WHAT IS ASKED>
Copy every line that contains the string "JSON" from the entries below.

DATASET CONTENT>
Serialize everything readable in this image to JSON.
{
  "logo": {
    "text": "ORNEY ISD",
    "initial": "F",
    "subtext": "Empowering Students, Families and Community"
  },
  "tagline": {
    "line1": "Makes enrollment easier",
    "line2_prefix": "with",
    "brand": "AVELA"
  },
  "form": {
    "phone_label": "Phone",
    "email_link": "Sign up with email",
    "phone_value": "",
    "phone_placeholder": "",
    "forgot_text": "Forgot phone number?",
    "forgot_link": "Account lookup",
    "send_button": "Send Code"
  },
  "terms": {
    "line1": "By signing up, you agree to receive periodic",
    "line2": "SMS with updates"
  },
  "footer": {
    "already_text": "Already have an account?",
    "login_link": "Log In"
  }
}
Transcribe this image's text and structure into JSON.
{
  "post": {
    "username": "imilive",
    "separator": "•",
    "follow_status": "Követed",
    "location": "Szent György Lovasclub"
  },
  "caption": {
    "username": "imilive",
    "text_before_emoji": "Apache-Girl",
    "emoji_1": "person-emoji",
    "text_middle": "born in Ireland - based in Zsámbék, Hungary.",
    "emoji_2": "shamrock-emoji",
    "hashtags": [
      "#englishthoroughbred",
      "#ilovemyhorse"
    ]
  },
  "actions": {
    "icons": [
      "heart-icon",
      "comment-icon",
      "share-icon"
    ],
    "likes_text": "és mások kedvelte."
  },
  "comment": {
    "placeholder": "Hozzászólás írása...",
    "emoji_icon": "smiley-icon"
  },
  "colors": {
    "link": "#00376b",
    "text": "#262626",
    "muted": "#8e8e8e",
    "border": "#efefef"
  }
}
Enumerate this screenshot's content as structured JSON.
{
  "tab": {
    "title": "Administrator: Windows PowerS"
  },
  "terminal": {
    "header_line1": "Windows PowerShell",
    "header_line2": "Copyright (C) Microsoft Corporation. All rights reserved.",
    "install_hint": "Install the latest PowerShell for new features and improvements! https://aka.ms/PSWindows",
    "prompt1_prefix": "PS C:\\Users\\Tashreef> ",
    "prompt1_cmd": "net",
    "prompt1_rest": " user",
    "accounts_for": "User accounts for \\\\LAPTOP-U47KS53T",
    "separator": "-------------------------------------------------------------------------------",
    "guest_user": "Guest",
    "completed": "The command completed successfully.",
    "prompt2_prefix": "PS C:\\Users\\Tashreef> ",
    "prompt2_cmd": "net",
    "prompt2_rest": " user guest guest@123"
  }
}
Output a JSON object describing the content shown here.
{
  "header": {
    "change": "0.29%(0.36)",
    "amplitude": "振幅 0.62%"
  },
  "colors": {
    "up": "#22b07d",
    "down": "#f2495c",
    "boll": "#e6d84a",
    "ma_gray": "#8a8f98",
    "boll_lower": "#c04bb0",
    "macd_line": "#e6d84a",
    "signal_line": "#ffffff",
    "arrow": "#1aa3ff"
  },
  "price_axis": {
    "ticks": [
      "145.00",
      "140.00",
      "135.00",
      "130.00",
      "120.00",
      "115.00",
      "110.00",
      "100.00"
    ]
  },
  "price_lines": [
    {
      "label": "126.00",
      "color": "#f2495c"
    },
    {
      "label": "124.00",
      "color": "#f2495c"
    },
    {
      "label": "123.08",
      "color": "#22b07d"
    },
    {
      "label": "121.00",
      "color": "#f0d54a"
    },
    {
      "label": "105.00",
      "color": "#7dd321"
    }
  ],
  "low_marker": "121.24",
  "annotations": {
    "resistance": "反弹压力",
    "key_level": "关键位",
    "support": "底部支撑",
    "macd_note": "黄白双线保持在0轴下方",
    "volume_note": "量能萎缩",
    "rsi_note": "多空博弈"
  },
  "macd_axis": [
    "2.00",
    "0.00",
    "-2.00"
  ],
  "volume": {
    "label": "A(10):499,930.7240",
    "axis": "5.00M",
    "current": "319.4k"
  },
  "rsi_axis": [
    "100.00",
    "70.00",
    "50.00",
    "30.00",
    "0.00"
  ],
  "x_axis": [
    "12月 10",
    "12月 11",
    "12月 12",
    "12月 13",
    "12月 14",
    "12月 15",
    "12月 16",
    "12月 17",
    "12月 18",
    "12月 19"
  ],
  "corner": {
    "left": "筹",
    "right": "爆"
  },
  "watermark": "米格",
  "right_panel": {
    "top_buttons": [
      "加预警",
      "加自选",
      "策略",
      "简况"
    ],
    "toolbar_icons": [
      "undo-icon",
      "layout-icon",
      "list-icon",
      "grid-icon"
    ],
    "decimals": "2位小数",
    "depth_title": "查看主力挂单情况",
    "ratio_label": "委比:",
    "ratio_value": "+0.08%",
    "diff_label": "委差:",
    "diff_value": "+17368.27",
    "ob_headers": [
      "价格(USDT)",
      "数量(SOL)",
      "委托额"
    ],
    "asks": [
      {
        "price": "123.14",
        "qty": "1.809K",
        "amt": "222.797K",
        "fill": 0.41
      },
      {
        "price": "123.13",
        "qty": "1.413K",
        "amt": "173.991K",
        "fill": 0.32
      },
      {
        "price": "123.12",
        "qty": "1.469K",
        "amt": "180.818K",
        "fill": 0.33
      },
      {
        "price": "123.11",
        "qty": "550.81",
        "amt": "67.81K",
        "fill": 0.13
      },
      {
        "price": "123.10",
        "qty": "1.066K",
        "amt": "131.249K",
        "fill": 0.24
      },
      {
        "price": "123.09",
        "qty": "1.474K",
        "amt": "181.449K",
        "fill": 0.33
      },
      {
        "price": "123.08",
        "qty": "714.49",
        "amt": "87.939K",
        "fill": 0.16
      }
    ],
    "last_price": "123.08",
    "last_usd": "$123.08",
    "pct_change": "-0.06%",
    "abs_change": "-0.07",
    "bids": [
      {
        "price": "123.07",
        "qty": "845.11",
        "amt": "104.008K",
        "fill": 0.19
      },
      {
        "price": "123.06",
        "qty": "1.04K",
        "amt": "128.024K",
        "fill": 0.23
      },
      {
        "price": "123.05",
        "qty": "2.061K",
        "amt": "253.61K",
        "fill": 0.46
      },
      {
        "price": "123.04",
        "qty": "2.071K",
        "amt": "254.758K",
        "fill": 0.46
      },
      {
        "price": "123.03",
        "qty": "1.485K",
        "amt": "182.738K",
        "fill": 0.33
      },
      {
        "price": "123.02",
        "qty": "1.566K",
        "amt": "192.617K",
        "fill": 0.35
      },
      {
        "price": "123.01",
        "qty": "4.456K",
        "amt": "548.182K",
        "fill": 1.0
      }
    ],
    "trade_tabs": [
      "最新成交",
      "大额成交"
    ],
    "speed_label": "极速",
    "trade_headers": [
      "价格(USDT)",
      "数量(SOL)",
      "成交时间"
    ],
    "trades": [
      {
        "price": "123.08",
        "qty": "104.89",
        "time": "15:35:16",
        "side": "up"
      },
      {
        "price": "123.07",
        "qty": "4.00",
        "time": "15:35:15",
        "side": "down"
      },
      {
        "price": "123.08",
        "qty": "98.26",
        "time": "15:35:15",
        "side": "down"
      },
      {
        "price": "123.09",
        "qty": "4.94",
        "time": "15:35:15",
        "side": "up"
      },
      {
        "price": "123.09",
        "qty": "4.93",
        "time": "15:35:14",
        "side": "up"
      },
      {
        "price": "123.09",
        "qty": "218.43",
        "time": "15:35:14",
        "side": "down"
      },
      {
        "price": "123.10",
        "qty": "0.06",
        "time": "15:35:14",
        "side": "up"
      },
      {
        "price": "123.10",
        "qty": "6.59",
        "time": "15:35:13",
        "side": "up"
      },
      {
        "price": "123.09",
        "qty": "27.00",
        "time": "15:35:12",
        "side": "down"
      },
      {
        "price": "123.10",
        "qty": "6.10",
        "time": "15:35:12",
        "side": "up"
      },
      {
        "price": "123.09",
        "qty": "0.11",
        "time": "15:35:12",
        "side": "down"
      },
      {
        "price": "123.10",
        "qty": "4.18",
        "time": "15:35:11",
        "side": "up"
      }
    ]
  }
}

EXERCISE RESULT>
Serialize everything readable in this image to JSON.
Transcribe this image's text and structure into JSON.
Enumerate this screenshot's content as structured JSON.
Output a JSON object describing the content shown here.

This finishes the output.